▶ **Exercise goal**: Copy out the lines of the material word for word, omitting the pictures.
** Begin The records **
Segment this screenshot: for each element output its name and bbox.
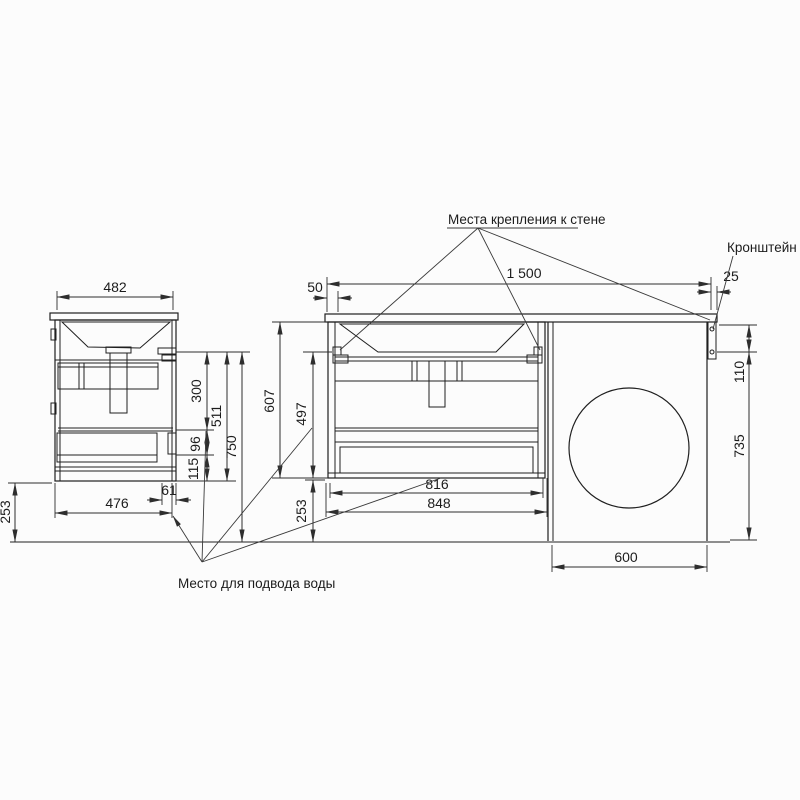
countertop — [325, 314, 717, 322]
wall-mount-label: Места крепления к стене — [448, 212, 606, 227]
wall-bracket — [708, 322, 716, 359]
dim-600-text: 600 — [614, 549, 638, 565]
dim-482-text: 482 — [103, 279, 127, 295]
wall-bracket-hole-bottom — [710, 350, 714, 354]
dim-25: 25 — [697, 268, 739, 310]
side-countertop — [50, 313, 178, 320]
side-drain-pipe — [110, 353, 127, 413]
side-lower-drawer — [57, 433, 157, 462]
dim-1500: 1 500 — [327, 265, 711, 312]
side-sink-basin — [62, 322, 170, 348]
dim-735-text: 735 — [731, 434, 747, 458]
dim-253-front-text: 253 — [293, 499, 309, 523]
technical-drawing: 482 300 96 115 511 750 61 476 253 — [0, 0, 800, 800]
front-mount-left-a — [333, 347, 341, 355]
dim-110-text: 110 — [731, 361, 747, 384]
dim-50-text: 50 — [307, 279, 323, 295]
front-drawer-inner — [340, 447, 533, 473]
dim-61: 61 — [147, 482, 191, 505]
washer-drum-circle — [569, 388, 689, 508]
dim-848-text: 848 — [427, 495, 451, 511]
dim-61-text: 61 — [161, 482, 177, 498]
bracket-label: Кронштейн — [727, 240, 797, 255]
dim-497: 497 — [293, 352, 332, 478]
dim-96-text: 96 — [187, 436, 203, 452]
front-body — [328, 322, 545, 478]
dim-253-left-text: 253 — [0, 500, 13, 524]
wall-mount-leader-lines — [340, 228, 710, 350]
side-view — [50, 313, 178, 481]
dim-482: 482 — [57, 279, 173, 310]
dim-115-text: 115 — [185, 458, 201, 481]
water-supply-label: Место для подвода воды — [178, 576, 335, 591]
dim-600: 600 — [552, 545, 707, 572]
dim-110: 110 — [717, 325, 757, 383]
dim-750: 750 — [223, 352, 242, 542]
front-sink-basin — [340, 324, 524, 352]
dim-607: 607 — [261, 322, 328, 478]
front-drain-pipe — [429, 361, 445, 407]
dim-607-text: 607 — [261, 389, 277, 413]
callout-wall-mount: Места крепления к стене — [340, 212, 710, 350]
side-mount-bracket-1 — [158, 348, 176, 354]
front-mount-right-b — [527, 355, 542, 363]
dim-476-text: 476 — [105, 495, 129, 511]
dim-253-left: 253 — [0, 483, 52, 542]
callout-bracket: Кронштейн — [713, 240, 797, 329]
washer-bay — [548, 322, 716, 541]
dim-816-text: 816 — [425, 476, 449, 492]
dim-300-text: 300 — [188, 379, 204, 403]
dim-511: 511 — [208, 352, 227, 481]
dim-1500-text: 1 500 — [506, 265, 541, 281]
side-body — [55, 320, 176, 481]
dim-253-front: 253 — [293, 480, 325, 542]
drawing-page: 482 300 96 115 511 750 61 476 253 — [0, 0, 800, 800]
dim-750-text: 750 — [223, 435, 239, 459]
dim-497-text: 497 — [293, 402, 309, 426]
dim-511-text: 511 — [208, 405, 224, 428]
** End The records **
▶ **Output of the task**:
Segment this screenshot: for each element output its name and bbox.
countertop — [325, 314, 717, 322]
wall-mount-label: Места крепления к стене — [448, 212, 606, 227]
wall-bracket — [708, 322, 716, 359]
dim-600-text: 600 — [614, 549, 638, 565]
dim-482-text: 482 — [103, 279, 127, 295]
wall-bracket-hole-bottom — [710, 350, 714, 354]
dim-25: 25 — [697, 268, 739, 310]
side-countertop — [50, 313, 178, 320]
side-drain-pipe — [110, 353, 127, 413]
side-lower-drawer — [57, 433, 157, 462]
dim-1500: 1 500 — [327, 265, 711, 312]
side-sink-basin — [62, 322, 170, 348]
dim-735-text: 735 — [731, 434, 747, 458]
dim-253-front-text: 253 — [293, 499, 309, 523]
technical-drawing: 482 300 96 115 511 750 61 476 253 — [0, 0, 800, 800]
front-mount-left-a — [333, 347, 341, 355]
dim-110-text: 110 — [731, 361, 747, 384]
dim-50-text: 50 — [307, 279, 323, 295]
front-drawer-inner — [340, 447, 533, 473]
dim-61: 61 — [147, 482, 191, 505]
washer-drum-circle — [569, 388, 689, 508]
dim-848-text: 848 — [427, 495, 451, 511]
dim-61-text: 61 — [161, 482, 177, 498]
bracket-label: Кронштейн — [727, 240, 797, 255]
dim-497: 497 — [293, 352, 332, 478]
dim-96-text: 96 — [187, 436, 203, 452]
front-body — [328, 322, 545, 478]
dim-253-left-text: 253 — [0, 500, 13, 524]
wall-mount-leader-lines — [340, 228, 710, 350]
side-view — [50, 313, 178, 481]
dim-482: 482 — [57, 279, 173, 310]
dim-115-text: 115 — [185, 458, 201, 481]
water-supply-label: Место для подвода воды — [178, 576, 335, 591]
dim-600: 600 — [552, 545, 707, 572]
dim-110: 110 — [717, 325, 757, 383]
dim-750: 750 — [223, 352, 242, 542]
front-sink-basin — [340, 324, 524, 352]
dim-607: 607 — [261, 322, 328, 478]
front-drain-pipe — [429, 361, 445, 407]
dim-607-text: 607 — [261, 389, 277, 413]
callout-wall-mount: Места крепления к стене — [340, 212, 710, 350]
side-mount-bracket-1 — [158, 348, 176, 354]
front-mount-right-b — [527, 355, 542, 363]
dim-476-text: 476 — [105, 495, 129, 511]
dim-253-left: 253 — [0, 483, 52, 542]
callout-bracket: Кронштейн — [713, 240, 797, 329]
washer-bay — [548, 322, 716, 541]
dim-816-text: 816 — [425, 476, 449, 492]
dim-300-text: 300 — [188, 379, 204, 403]
dim-511: 511 — [208, 352, 227, 481]
dim-1500-text: 1 500 — [506, 265, 541, 281]
side-body — [55, 320, 176, 481]
dim-253-front: 253 — [293, 480, 325, 542]
drawing-page: 482 300 96 115 511 750 61 476 253 — [0, 0, 800, 800]
dim-750-text: 750 — [223, 435, 239, 459]
dim-497-text: 497 — [293, 402, 309, 426]
dim-511-text: 511 — [208, 405, 224, 428]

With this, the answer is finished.